→ SELECTED TEXT:
— Start —

Insurance brokers from London traveling to Oklahoma and marketing for business subject themselves to the personal jurisdiction of the State of Oklahoma when negligence is alleged for their failure to fulfil obligations.  In Willbros USA, Inc. v. Certain Underwriters at Lloyd”s of London, 2009 OK CIV APP 90,  Mandate Issued: 10-22-2009, the Oklahoma Court of Appeals determined a London-based insurance broker had sufficient contacts with the state to be subject to the jurisdiction of the court.  In a well written opinion by Deborah B. Barnes, Presiding Judge, the appellate court correctly determined there were sufficient contacts to give the Oklahoma court the authority to resolve allegations asserted by the plaintiff, Willbros USA, Inc.

The facts were fairly simple.  JLT, a London-based insurance broker, with its principal place of business in London, England, made trips to Tulsa, Oklahoma to meet with representatives of Arthur J. Gallagher & Co. of Oklahoma, Inc., for purposes of obtaining business.  Willbros, a Delaware corporation, maintained its risk management department in Tulsa, Oklahoma.  Willbros purchased a $25 Million excess liability policy through certain Underwriters at Lloyd’s, London.  The business was placed using Gallagher as the retail agent and JLT as the London broker.  

In April, 2004, individuals were killed on Olero Creek in the Nigerian River delta.  Willbros was eventually sued by the families as a result of the deaths and reached an agreement for Willbros to pay $2,310,000.00 over and above its $1 Million liability limit under its primary coverage.

Lloyd’s asserted the claim was not timely reported as one of the grounds for refusing payment of the $2,310,000.00 excess claim.  Willbros asserted it gave notice to Gallagher and JLT and accused the brokers of negligence in reporting the claim to Lloyd’s.

JLT, as a London broker, attempted to avoid jurisdiction in Oklahoma by claiming it did not have sufficient contacts with Oklahoma to subject itself to personal jurisdiction by the courts.

If a non-resident has minimum contacts with the state that do not offend traditional notions of fair play and substantial justice, then there is jurisdiction by Oklahoma’s long-arm statute.  A single act or transaction in the state can make the non-resident amenable to suit for damages arising out of the transaction.  The focus is on whether there is some act or activity in which the non-resident has availed itself of the privilege of conducting activities within the state thereby invoking the benefits and protections of its laws.

— End —

→ PROMPT 1: In the listing, change every "series-line" to "data-line" in everything from the line with "x-tick-label: 06:30 (408, 434, 444, 448)" down to the line with "x-tick-label: 05:45 (225, 434, 261, 448)", and leave all else unchanged. Give only those lines.

→ INPUT:
— Start —

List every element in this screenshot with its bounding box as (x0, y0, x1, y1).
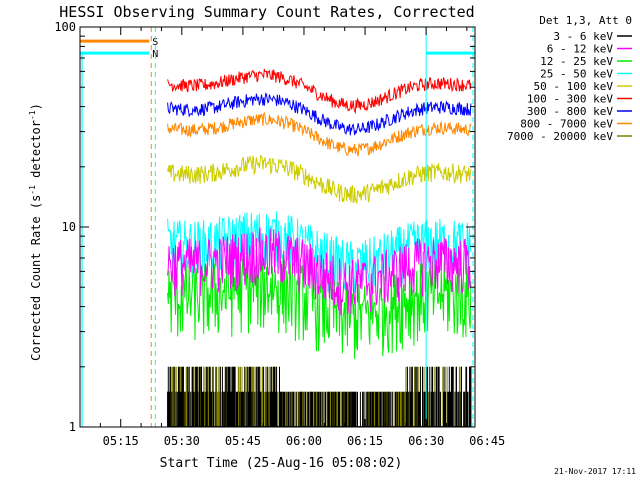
x-tick-label: 06:30 (408, 434, 444, 448)
series-line (167, 154, 472, 204)
chart-title: HESSI Observing Summary Count Rates, Cor… (59, 3, 474, 21)
y-tick-label: 10 (62, 220, 76, 234)
legend-label: 7000 - 20000 keV (507, 130, 613, 143)
series-line (167, 67, 472, 115)
y-tick-label: 1 (69, 420, 76, 434)
y-axis-label-part: Corrected Count Rate (s (29, 195, 43, 361)
y-axis-label: Corrected Count Rate (s-1 detector-1) (28, 103, 43, 361)
y-axis-label-part: ) (29, 103, 43, 110)
legend-label: 50 - 100 keV (534, 80, 614, 93)
series-line (167, 92, 472, 136)
series-line (167, 111, 472, 157)
legend-label: 300 - 800 keV (527, 105, 613, 118)
legend-header: Det 1,3, Att 0 (539, 14, 632, 27)
legend-label: 12 - 25 keV (540, 55, 613, 68)
axes: 1 10 100 05:15 05:30 05:45 06:00 06:15 06:30 06:4… (54, 20, 505, 448)
series-line (167, 227, 472, 316)
x-tick-label: 06:15 (347, 434, 383, 448)
legend-label: 800 - 7000 keV (520, 118, 613, 131)
y-tick-label: 100 (54, 20, 76, 34)
legend-label: 6 - 12 keV (547, 43, 614, 56)
legend-label: 100 - 300 keV (527, 93, 613, 106)
y-axis-label-part: detector (29, 120, 43, 185)
x-tick-label: 05:30 (164, 434, 200, 448)
x-tick-label: 06:00 (286, 434, 322, 448)
legend-label: 3 - 6 keV (553, 30, 613, 43)
y-axis-label-exponent: -1 (28, 110, 37, 120)
flag-label: S (152, 37, 158, 48)
x-axis-label: Start Time (25-Aug-16 05:08:02) (160, 456, 403, 471)
y-axis-label-exponent: -1 (28, 185, 37, 195)
x-tick-label: 05:45 (225, 434, 261, 448)
legend-label: 25 - 50 keV (540, 68, 613, 81)
x-tick-label: 05:15 (103, 434, 139, 448)
plot-area: SN (80, 27, 475, 427)
x-tick-label: 06:45 (469, 434, 505, 448)
series-line (167, 252, 472, 359)
plot-timestamp: 21-Nov-2017 17:11 (554, 467, 636, 476)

— End —

→ PROMPT 2: Translate this sentence from the passage on the Oklahoma jurisdiction ruling into Spanish: "A single act or transaction in the state can make the non-resident amenable to suit for damages arising out of the transaction."

→ COMPLETE RESPONSE 1:
x-tick-label: 06:30 (408, 434, 444, 448)
data-line (167, 154, 472, 204)
chart-title: HESSI Observing Summary Count Rates, Cor… (59, 3, 474, 21)
y-tick-label: 10 (62, 220, 76, 234)
legend-label: 7000 - 20000 keV (507, 130, 613, 143)
data-line (167, 67, 472, 115)
y-tick-label: 1 (69, 420, 76, 434)
y-axis-label-part: Corrected Count Rate (s (29, 195, 43, 361)
y-axis-label: Corrected Count Rate (s-1 detector-1) (28, 103, 43, 361)
y-axis-label-part: ) (29, 103, 43, 110)
legend-label: 50 - 100 keV (534, 80, 614, 93)
data-line (167, 92, 472, 136)
data-line (167, 111, 472, 157)
legend-label: 300 - 800 keV (527, 105, 613, 118)
legend-header: Det 1,3, Att 0 (539, 14, 632, 27)
legend-label: 12 - 25 keV (540, 55, 613, 68)
axes: 1 10 100 05:15 05:30 05:45 06:00 06:15 06:30 06:4… (54, 20, 505, 448)
data-line (167, 227, 472, 316)
x-tick-label: 06:15 (347, 434, 383, 448)
legend-label: 800 - 7000 keV (520, 118, 613, 131)
y-tick-label: 100 (54, 20, 76, 34)
legend-label: 6 - 12 keV (547, 43, 614, 56)
legend-label: 100 - 300 keV (527, 93, 613, 106)
y-axis-label-part: detector (29, 120, 43, 185)
x-tick-label: 05:30 (164, 434, 200, 448)
x-tick-label: 06:00 (286, 434, 322, 448)
legend-label: 3 - 6 keV (553, 30, 613, 43)
y-axis-label-exponent: -1 (28, 110, 37, 120)
flag-label: S (152, 37, 158, 48)
x-axis-label: Start Time (25-Aug-16 05:08:02) (160, 456, 403, 471)
y-axis-label-exponent: -1 (28, 185, 37, 195)
x-tick-label: 05:45 (225, 434, 261, 448)

→ COMPLETE RESPONSE 2: Un solo acto o transacción en el estado puede hacer que el no residente quede sujeto a demanda por daños derivados de la transacción.